** begin **

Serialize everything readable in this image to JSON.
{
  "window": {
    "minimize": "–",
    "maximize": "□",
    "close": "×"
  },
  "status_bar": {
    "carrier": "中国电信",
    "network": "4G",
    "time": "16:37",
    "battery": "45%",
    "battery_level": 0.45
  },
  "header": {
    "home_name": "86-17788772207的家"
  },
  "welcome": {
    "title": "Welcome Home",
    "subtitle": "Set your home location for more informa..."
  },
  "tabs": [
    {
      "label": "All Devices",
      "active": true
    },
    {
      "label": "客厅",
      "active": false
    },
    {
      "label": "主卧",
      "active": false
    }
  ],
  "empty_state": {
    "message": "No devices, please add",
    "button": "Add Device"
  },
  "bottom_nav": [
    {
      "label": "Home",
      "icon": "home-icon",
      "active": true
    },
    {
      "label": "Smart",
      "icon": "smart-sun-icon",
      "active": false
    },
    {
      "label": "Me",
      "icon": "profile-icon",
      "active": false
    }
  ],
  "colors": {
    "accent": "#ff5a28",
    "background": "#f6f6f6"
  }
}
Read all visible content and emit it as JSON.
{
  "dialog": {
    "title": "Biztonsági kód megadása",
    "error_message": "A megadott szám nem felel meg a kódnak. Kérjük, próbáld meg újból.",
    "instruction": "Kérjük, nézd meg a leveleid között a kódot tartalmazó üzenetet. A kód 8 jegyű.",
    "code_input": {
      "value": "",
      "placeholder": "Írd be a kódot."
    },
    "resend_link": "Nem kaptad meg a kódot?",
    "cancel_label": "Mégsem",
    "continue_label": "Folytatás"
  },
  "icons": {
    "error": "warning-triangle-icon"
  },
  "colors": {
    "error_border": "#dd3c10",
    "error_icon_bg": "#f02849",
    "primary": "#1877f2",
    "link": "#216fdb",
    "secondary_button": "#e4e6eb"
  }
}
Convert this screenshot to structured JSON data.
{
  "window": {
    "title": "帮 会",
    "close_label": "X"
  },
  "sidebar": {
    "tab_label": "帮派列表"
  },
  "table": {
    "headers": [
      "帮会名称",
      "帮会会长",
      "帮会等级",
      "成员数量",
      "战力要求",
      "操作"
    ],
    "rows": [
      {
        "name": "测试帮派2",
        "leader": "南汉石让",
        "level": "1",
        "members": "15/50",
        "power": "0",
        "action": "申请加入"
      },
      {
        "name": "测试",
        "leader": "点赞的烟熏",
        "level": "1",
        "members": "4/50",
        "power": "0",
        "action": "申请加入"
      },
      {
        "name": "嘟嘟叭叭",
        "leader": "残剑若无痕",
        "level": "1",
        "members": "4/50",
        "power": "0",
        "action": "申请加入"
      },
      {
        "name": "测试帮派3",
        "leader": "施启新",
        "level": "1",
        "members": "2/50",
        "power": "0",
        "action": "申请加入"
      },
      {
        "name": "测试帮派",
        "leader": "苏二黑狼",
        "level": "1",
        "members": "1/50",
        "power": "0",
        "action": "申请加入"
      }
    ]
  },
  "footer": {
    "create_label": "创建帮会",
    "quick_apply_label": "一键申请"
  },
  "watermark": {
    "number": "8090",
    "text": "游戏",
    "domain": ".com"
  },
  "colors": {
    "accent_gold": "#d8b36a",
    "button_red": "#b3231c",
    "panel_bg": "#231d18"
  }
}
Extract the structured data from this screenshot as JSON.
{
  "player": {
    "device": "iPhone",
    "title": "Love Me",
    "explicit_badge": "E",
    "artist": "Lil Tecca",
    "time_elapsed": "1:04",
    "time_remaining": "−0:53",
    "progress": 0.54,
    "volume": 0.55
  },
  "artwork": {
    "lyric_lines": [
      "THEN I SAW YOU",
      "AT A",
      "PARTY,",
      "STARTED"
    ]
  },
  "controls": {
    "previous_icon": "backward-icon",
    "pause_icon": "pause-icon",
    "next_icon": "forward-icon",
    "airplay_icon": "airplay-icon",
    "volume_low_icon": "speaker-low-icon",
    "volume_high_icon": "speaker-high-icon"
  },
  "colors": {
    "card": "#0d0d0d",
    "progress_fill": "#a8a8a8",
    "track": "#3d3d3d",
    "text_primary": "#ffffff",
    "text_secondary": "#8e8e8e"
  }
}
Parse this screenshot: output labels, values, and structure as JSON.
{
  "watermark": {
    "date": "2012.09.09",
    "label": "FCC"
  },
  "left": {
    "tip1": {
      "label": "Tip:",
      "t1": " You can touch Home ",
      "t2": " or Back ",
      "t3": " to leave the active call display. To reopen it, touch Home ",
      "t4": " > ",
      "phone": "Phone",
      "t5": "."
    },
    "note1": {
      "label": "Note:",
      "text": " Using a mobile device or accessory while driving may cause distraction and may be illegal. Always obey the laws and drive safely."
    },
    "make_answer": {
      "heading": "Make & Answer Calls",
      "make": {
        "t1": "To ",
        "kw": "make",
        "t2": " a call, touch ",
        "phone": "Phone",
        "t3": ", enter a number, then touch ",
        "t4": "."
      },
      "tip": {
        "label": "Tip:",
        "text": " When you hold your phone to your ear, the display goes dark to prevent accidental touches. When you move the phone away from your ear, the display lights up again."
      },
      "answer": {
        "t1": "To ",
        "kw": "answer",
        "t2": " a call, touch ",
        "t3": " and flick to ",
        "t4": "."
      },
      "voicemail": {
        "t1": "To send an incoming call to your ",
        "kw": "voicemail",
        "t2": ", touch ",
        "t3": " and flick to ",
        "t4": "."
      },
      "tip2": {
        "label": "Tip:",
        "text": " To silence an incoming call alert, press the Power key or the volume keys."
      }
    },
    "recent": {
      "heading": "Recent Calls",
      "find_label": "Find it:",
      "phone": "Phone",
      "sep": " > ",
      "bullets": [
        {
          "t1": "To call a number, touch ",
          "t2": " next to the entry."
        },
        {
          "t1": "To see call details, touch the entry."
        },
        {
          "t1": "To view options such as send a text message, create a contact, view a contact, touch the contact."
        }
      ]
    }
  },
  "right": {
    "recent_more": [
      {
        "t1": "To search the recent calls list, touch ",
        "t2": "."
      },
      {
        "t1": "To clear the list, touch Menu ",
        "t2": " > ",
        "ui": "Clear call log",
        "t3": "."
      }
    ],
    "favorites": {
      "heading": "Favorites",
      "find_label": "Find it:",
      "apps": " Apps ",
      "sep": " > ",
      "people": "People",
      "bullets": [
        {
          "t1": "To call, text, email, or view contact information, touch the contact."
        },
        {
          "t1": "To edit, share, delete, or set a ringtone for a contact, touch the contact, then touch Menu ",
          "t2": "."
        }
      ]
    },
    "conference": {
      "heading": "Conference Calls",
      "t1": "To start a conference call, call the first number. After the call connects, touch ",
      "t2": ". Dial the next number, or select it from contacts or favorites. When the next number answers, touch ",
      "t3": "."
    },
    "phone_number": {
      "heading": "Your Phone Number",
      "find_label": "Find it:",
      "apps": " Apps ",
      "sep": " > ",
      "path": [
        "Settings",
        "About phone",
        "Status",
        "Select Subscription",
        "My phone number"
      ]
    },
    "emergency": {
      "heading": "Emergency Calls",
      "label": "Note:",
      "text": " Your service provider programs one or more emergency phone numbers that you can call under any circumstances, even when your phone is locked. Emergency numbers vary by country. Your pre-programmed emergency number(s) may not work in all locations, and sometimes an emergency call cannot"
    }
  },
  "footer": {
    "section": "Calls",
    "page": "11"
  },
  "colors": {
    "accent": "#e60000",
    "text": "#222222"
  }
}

** end **

Problem requirements | Using the material above, count the lines containing the word "speaker". Reply with the number alone.

Full answer | 2